DATA FOR PROCESSING

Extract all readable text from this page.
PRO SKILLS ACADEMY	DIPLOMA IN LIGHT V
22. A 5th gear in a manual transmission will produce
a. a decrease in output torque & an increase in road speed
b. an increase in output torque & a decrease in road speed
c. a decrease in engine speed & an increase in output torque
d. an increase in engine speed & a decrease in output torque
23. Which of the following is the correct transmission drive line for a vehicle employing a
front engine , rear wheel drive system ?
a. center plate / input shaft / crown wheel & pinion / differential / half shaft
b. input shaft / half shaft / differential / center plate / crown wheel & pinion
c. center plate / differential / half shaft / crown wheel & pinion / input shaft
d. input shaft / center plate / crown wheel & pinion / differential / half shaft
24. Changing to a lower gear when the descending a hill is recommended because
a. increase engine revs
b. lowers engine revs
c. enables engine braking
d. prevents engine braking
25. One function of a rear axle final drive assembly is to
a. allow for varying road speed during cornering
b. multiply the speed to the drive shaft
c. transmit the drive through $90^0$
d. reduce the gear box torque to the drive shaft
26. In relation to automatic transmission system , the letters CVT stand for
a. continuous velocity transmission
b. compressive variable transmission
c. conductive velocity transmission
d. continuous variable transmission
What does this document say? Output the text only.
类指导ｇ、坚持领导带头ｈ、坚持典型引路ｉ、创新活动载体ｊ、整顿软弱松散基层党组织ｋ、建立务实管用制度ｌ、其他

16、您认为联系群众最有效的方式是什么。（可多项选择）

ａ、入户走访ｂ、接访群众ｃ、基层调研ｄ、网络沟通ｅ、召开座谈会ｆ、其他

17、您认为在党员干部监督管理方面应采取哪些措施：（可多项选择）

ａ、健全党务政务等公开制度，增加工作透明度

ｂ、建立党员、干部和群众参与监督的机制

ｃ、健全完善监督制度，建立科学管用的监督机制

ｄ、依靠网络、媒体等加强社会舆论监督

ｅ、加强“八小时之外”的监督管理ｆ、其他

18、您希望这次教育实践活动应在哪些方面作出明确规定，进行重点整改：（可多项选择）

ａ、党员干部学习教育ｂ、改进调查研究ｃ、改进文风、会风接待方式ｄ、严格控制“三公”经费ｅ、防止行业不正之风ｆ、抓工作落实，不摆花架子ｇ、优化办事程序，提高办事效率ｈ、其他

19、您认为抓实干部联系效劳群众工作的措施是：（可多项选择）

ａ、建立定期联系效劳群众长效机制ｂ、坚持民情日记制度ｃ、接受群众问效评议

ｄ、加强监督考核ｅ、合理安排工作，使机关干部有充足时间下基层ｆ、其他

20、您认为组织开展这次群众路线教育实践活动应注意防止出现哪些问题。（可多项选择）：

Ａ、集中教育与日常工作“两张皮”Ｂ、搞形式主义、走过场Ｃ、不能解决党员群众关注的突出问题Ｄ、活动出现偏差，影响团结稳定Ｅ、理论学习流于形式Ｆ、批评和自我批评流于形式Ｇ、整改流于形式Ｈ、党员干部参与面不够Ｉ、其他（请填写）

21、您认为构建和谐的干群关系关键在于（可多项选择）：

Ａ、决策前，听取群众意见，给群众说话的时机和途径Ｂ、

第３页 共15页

* * *

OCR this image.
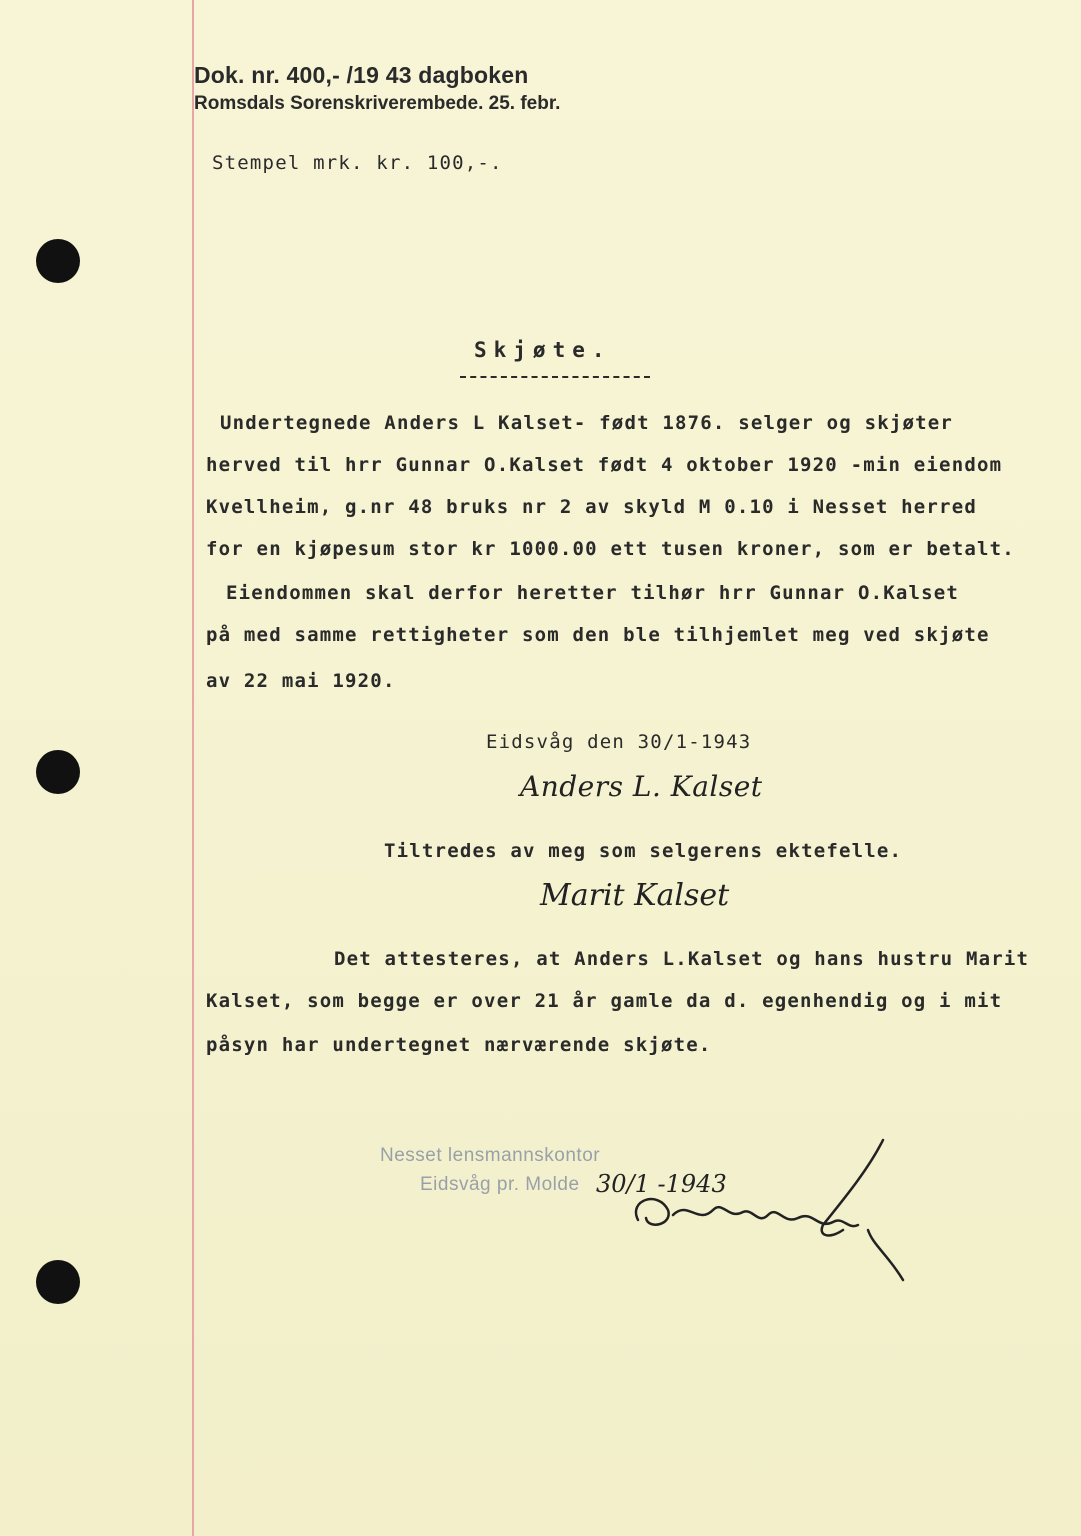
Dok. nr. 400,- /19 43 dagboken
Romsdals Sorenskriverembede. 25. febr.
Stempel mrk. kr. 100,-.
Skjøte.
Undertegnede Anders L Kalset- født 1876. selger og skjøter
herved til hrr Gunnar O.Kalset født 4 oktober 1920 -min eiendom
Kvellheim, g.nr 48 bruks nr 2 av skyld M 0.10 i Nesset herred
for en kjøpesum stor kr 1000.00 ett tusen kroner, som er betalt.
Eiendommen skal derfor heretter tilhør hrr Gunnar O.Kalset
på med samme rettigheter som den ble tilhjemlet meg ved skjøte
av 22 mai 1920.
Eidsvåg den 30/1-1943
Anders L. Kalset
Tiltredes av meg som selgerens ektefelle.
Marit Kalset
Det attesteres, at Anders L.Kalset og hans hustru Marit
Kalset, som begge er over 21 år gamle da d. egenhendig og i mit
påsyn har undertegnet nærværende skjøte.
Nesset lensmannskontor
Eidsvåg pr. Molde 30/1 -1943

SET PROBLEM
Which lines of the data above contain "Eidsvåg"? Copy each one.

FINAL ANSWER
Eidsvåg den 30/1-1943
Eidsvåg pr. Molde 30/1 -1943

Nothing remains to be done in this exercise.